§ What is asked:
Determine how many lines of this material contain "title". Give only the number.

§ Working data:
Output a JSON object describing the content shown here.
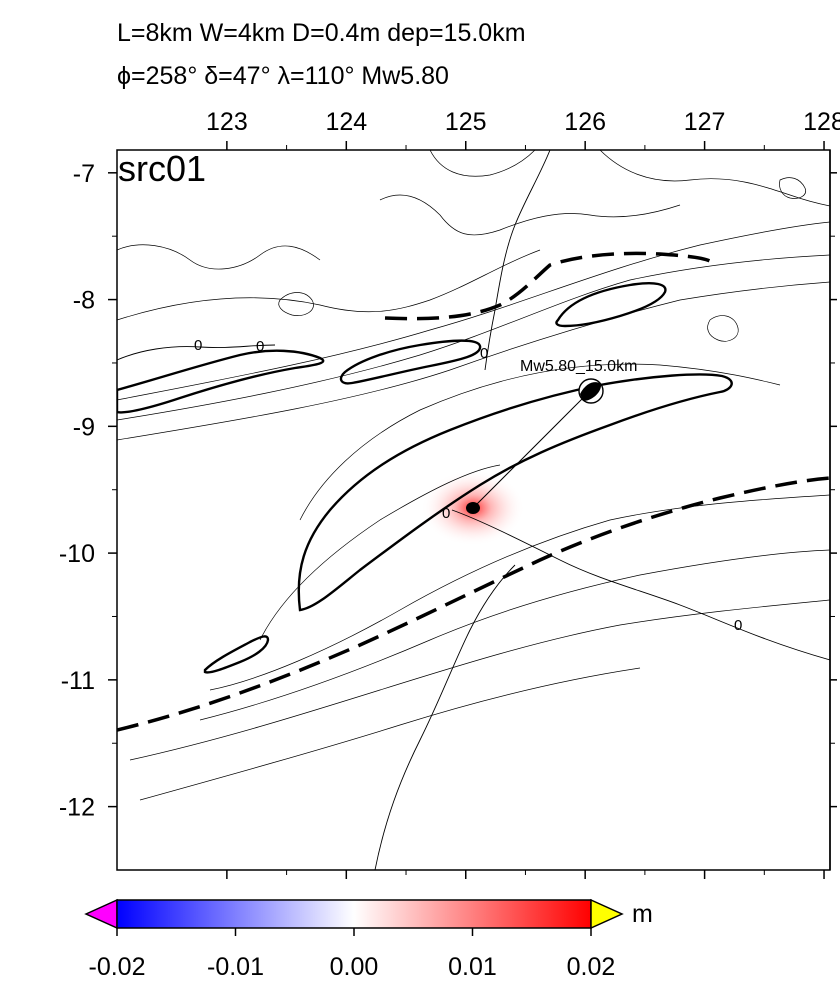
{
  "title": {
    "line1": "L=8km W=4km D=0.4m dep=15.0km",
    "line2": "ϕ=258° δ=47° λ=110° Mw5.80"
  },
  "panel_label": "src01",
  "longitude_axis": {
    "ticks": [
      123,
      124,
      125,
      126,
      127,
      128
    ],
    "labels": [
      "123",
      "124",
      "125",
      "126",
      "127",
      "128"
    ],
    "range": [
      122.08,
      128.05
    ],
    "position": "top"
  },
  "latitude_axis": {
    "ticks": [
      -7,
      -8,
      -9,
      -10,
      -11,
      -12
    ],
    "labels": [
      "-7",
      "-8",
      "-9",
      "-10",
      "-11",
      "-12"
    ],
    "range": [
      -12.5,
      -6.82
    ],
    "position": "left"
  },
  "contours": {
    "zero_label": "0"
  },
  "source": {
    "label": "Mw5.80_15.0km",
    "epicenter_lon": 125.1,
    "epicenter_lat": -9.5,
    "beachball_lon": 126.08,
    "beachball_lat": -8.5,
    "peak_uplift": 0.01
  },
  "colorbar": {
    "min": -0.02,
    "max": 0.02,
    "ticks": [
      -0.02,
      -0.01,
      0.0,
      0.01,
      0.02
    ],
    "labels": [
      "-0.02",
      "-0.01",
      "0.00",
      "0.01",
      "0.02"
    ],
    "unit": "m",
    "colors": {
      "low": "#0000ff",
      "mid": "#ffffff",
      "high": "#ff0000",
      "below": "#ff00ff",
      "above": "#ffff00"
    }
  }
}
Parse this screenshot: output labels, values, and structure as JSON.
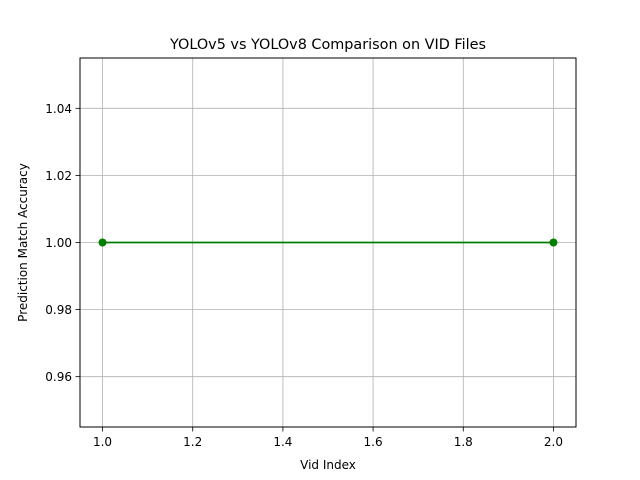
{
  "chart_data": {
    "type": "line",
    "title": "YOLOv5 vs YOLOv8 Comparison on VID Files",
    "xlabel": "Vid Index",
    "ylabel": "Prediction Match Accuracy",
    "xlim": [
      0.95,
      2.05
    ],
    "ylim": [
      0.945,
      1.055
    ],
    "xticks": [
      1.0,
      1.2,
      1.4,
      1.6,
      1.8,
      2.0
    ],
    "xtick_labels": [
      "1.0",
      "1.2",
      "1.4",
      "1.6",
      "1.8",
      "2.0"
    ],
    "yticks": [
      0.96,
      0.98,
      1.0,
      1.02,
      1.04
    ],
    "ytick_labels": [
      "0.96",
      "0.98",
      "1.00",
      "1.02",
      "1.04"
    ],
    "grid": true,
    "legend": false,
    "series": [
      {
        "color": "#008000",
        "marker": "circle",
        "x": [
          1,
          2
        ],
        "y": [
          1.0,
          1.0
        ]
      }
    ]
  }
}
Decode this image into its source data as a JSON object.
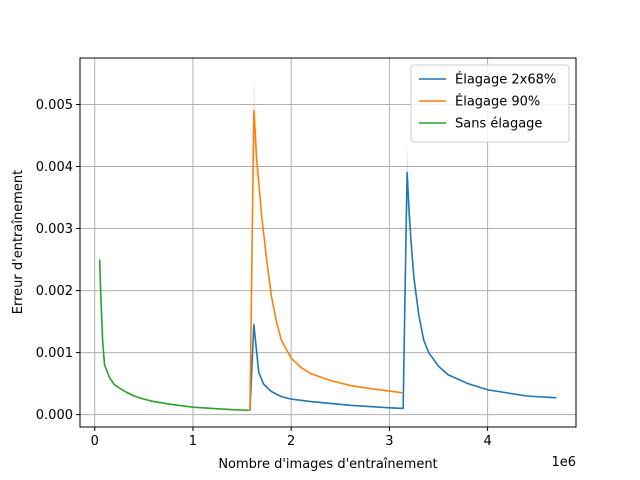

§ Answer to the exercise:
2